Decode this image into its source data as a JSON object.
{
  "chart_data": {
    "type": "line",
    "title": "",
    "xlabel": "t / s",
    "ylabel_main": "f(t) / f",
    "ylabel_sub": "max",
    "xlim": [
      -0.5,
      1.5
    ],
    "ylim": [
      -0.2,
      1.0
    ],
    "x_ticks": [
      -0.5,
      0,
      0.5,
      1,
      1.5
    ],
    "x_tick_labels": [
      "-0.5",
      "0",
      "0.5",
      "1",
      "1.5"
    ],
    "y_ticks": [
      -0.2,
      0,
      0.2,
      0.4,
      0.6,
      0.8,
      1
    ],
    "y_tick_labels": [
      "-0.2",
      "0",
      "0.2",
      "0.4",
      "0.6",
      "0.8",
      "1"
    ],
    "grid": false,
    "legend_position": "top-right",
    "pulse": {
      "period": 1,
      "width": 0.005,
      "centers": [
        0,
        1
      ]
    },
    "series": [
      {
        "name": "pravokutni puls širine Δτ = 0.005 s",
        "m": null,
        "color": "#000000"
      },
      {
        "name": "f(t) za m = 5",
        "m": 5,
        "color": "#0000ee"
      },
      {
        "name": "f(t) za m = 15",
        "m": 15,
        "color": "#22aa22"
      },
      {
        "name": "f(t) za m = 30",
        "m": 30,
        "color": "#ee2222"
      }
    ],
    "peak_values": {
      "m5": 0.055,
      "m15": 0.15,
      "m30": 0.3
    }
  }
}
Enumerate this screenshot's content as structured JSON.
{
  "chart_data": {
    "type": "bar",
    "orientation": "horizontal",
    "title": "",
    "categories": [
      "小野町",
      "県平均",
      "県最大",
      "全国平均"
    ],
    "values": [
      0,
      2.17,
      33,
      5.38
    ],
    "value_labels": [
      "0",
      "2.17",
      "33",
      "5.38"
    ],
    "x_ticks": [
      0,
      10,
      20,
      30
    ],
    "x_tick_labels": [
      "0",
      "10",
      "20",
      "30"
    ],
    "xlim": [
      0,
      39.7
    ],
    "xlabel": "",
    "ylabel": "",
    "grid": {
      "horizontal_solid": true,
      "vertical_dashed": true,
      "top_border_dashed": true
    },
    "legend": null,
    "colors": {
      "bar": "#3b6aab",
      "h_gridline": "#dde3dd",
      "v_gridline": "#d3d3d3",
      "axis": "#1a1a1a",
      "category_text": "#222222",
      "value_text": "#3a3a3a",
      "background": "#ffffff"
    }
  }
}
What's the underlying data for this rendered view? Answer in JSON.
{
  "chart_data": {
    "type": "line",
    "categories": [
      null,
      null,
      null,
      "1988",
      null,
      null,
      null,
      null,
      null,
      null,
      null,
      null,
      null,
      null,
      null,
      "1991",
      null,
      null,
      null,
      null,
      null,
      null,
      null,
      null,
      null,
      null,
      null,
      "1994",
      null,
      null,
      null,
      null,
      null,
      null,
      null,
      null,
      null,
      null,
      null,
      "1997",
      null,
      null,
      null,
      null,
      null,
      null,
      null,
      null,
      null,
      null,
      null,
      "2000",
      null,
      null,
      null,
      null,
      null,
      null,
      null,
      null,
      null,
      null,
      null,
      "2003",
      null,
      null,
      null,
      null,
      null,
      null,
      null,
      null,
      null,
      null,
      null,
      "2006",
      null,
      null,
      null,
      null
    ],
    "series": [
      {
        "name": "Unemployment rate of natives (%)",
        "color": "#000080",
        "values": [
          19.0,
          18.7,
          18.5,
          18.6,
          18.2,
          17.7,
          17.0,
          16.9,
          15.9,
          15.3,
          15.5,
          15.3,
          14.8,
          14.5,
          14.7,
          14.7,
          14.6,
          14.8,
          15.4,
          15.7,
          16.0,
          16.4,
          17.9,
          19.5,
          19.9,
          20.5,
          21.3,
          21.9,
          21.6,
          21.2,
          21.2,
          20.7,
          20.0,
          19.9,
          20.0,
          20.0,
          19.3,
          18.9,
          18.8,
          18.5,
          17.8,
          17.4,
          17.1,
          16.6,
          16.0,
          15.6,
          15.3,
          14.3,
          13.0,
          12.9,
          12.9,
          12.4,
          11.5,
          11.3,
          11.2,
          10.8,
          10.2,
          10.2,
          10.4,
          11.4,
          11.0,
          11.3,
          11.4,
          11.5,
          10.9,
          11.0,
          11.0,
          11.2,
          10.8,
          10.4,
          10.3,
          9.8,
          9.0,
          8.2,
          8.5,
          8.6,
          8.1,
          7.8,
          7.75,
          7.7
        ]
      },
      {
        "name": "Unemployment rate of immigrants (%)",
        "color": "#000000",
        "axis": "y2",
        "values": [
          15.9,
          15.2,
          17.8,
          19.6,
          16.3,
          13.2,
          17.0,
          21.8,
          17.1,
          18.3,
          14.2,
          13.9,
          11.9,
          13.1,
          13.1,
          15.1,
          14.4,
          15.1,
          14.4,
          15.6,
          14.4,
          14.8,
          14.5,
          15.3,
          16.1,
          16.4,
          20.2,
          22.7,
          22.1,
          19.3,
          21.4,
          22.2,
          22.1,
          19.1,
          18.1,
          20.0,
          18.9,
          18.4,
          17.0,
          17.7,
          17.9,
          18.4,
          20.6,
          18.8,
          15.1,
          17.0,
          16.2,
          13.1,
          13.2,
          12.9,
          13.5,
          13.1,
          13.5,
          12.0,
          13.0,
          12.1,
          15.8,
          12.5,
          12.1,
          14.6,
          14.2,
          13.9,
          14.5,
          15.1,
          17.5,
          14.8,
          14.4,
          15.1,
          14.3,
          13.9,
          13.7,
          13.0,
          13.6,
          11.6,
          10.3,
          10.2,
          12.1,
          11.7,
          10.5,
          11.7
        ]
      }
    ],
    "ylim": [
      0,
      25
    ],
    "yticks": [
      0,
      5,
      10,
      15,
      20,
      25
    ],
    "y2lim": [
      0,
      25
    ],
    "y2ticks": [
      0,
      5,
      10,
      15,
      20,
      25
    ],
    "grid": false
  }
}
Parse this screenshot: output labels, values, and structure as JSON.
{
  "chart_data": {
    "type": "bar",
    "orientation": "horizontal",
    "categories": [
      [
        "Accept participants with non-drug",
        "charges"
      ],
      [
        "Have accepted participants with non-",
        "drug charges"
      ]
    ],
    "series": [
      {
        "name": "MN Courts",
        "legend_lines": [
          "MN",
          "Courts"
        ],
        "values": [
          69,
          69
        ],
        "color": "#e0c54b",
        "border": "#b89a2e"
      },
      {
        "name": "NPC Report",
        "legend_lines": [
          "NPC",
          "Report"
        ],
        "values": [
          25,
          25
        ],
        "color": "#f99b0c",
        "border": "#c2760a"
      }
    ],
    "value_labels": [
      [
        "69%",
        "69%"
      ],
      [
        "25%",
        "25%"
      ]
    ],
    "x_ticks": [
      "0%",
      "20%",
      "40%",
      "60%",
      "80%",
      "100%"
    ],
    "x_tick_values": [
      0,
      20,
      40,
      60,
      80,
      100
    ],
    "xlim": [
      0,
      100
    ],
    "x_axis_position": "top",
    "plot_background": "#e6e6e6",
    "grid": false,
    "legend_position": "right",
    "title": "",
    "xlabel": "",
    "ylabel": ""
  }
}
______
Reproduce the entire listing word for word.

→ Solution for this task:
Decode this image into its source data as a JSON object.
{
  "chart_data": {
    "type": "line",
    "title": "",
    "xlabel": "t / s",
    "ylabel_main": "f(t) / f",
    "ylabel_sub": "max",
    "xlim": [
      -0.5,
      1.5
    ],
    "ylim": [
      -0.2,
      1.0
    ],
    "x_ticks": [
      -0.5,
      0,
      0.5,
      1,
      1.5
    ],
    "x_tick_labels": [
      "-0.5",
      "0",
      "0.5",
      "1",
      "1.5"
    ],
    "y_ticks": [
      -0.2,
      0,
      0.2,
      0.4,
      0.6,
      0.8,
      1
    ],
    "y_tick_labels": [
      "-0.2",
      "0",
      "0.2",
      "0.4",
      "0.6",
      "0.8",
      "1"
    ],
    "grid": false,
    "legend_position": "top-right",
    "pulse": {
      "period": 1,
      "width": 0.005,
      "centers": [
        0,
        1
      ]
    },
    "series": [
      {
        "name": "pravokutni puls širine Δτ = 0.005 s",
        "m": null,
        "color": "#000000"
      },
      {
        "name": "f(t) za m = 5",
        "m": 5,
        "color": "#0000ee"
      },
      {
        "name": "f(t) za m = 15",
        "m": 15,
        "color": "#22aa22"
      },
      {
        "name": "f(t) za m = 30",
        "m": 30,
        "color": "#ee2222"
      }
    ],
    "peak_values": {
      "m5": 0.055,
      "m15": 0.15,
      "m30": 0.3
    }
  }
}
Enumerate this screenshot's content as structured JSON.
{
  "chart_data": {
    "type": "bar",
    "orientation": "horizontal",
    "title": "",
    "categories": [
      "小野町",
      "県平均",
      "県最大",
      "全国平均"
    ],
    "values": [
      0,
      2.17,
      33,
      5.38
    ],
    "value_labels": [
      "0",
      "2.17",
      "33",
      "5.38"
    ],
    "x_ticks": [
      0,
      10,
      20,
      30
    ],
    "x_tick_labels": [
      "0",
      "10",
      "20",
      "30"
    ],
    "xlim": [
      0,
      39.7
    ],
    "xlabel": "",
    "ylabel": "",
    "grid": {
      "horizontal_solid": true,
      "vertical_dashed": true,
      "top_border_dashed": true
    },
    "legend": null,
    "colors": {
      "bar": "#3b6aab",
      "h_gridline": "#dde3dd",
      "v_gridline": "#d3d3d3",
      "axis": "#1a1a1a",
      "category_text": "#222222",
      "value_text": "#3a3a3a",
      "background": "#ffffff"
    }
  }
}
What's the underlying data for this rendered view? Answer in JSON.
{
  "chart_data": {
    "type": "line",
    "categories": [
      null,
      null,
      null,
      "1988",
      null,
      null,
      null,
      null,
      null,
      null,
      null,
      null,
      null,
      null,
      null,
      "1991",
      null,
      null,
      null,
      null,
      null,
      null,
      null,
      null,
      null,
      null,
      null,
      "1994",
      null,
      null,
      null,
      null,
      null,
      null,
      null,
      null,
      null,
      null,
      null,
      "1997",
      null,
      null,
      null,
      null,
      null,
      null,
      null,
      null,
      null,
      null,
      null,
      "2000",
      null,
      null,
      null,
      null,
      null,
      null,
      null,
      null,
      null,
      null,
      null,
      "2003",
      null,
      null,
      null,
      null,
      null,
      null,
      null,
      null,
      null,
      null,
      null,
      "2006",
      null,
      null,
      null,
      null
    ],
    "series": [
      {
        "name": "Unemployment rate of natives (%)",
        "color": "#000080",
        "values": [
          19.0,
          18.7,
          18.5,
          18.6,
          18.2,
          17.7,
          17.0,
          16.9,
          15.9,
          15.3,
          15.5,
          15.3,
          14.8,
          14.5,
          14.7,
          14.7,
          14.6,
          14.8,
          15.4,
          15.7,
          16.0,
          16.4,
          17.9,
          19.5,
          19.9,
          20.5,
          21.3,
          21.9,
          21.6,
          21.2,
          21.2,
          20.7,
          20.0,
          19.9,
          20.0,
          20.0,
          19.3,
          18.9,
          18.8,
          18.5,
          17.8,
          17.4,
          17.1,
          16.6,
          16.0,
          15.6,
          15.3,
          14.3,
          13.0,
          12.9,
          12.9,
          12.4,
          11.5,
          11.3,
          11.2,
          10.8,
          10.2,
          10.2,
          10.4,
          11.4,
          11.0,
          11.3,
          11.4,
          11.5,
          10.9,
          11.0,
          11.0,
          11.2,
          10.8,
          10.4,
          10.3,
          9.8,
          9.0,
          8.2,
          8.5,
          8.6,
          8.1,
          7.8,
          7.75,
          7.7
        ]
      },
      {
        "name": "Unemployment rate of immigrants (%)",
        "color": "#000000",
        "axis": "y2",
        "values": [
          15.9,
          15.2,
          17.8,
          19.6,
          16.3,
          13.2,
          17.0,
          21.8,
          17.1,
          18.3,
          14.2,
          13.9,
          11.9,
          13.1,
          13.1,
          15.1,
          14.4,
          15.1,
          14.4,
          15.6,
          14.4,
          14.8,
          14.5,
          15.3,
          16.1,
          16.4,
          20.2,
          22.7,
          22.1,
          19.3,
          21.4,
          22.2,
          22.1,
          19.1,
          18.1,
          20.0,
          18.9,
          18.4,
          17.0,
          17.7,
          17.9,
          18.4,
          20.6,
          18.8,
          15.1,
          17.0,
          16.2,
          13.1,
          13.2,
          12.9,
          13.5,
          13.1,
          13.5,
          12.0,
          13.0,
          12.1,
          15.8,
          12.5,
          12.1,
          14.6,
          14.2,
          13.9,
          14.5,
          15.1,
          17.5,
          14.8,
          14.4,
          15.1,
          14.3,
          13.9,
          13.7,
          13.0,
          13.6,
          11.6,
          10.3,
          10.2,
          12.1,
          11.7,
          10.5,
          11.7
        ]
      }
    ],
    "ylim": [
      0,
      25
    ],
    "yticks": [
      0,
      5,
      10,
      15,
      20,
      25
    ],
    "y2lim": [
      0,
      25
    ],
    "y2ticks": [
      0,
      5,
      10,
      15,
      20,
      25
    ],
    "grid": false
  }
}
Parse this screenshot: output labels, values, and structure as JSON.
{
  "chart_data": {
    "type": "bar",
    "orientation": "horizontal",
    "categories": [
      [
        "Accept participants with non-drug",
        "charges"
      ],
      [
        "Have accepted participants with non-",
        "drug charges"
      ]
    ],
    "series": [
      {
        "name": "MN Courts",
        "legend_lines": [
          "MN",
          "Courts"
        ],
        "values": [
          69,
          69
        ],
        "color": "#e0c54b",
        "border": "#b89a2e"
      },
      {
        "name": "NPC Report",
        "legend_lines": [
          "NPC",
          "Report"
        ],
        "values": [
          25,
          25
        ],
        "color": "#f99b0c",
        "border": "#c2760a"
      }
    ],
    "value_labels": [
      [
        "69%",
        "69%"
      ],
      [
        "25%",
        "25%"
      ]
    ],
    "x_ticks": [
      "0%",
      "20%",
      "40%",
      "60%",
      "80%",
      "100%"
    ],
    "x_tick_values": [
      0,
      20,
      40,
      60,
      80,
      100
    ],
    "xlim": [
      0,
      100
    ],
    "x_axis_position": "top",
    "plot_background": "#e6e6e6",
    "grid": false,
    "legend_position": "right",
    "title": "",
    "xlabel": "",
    "ylabel": ""
  }
}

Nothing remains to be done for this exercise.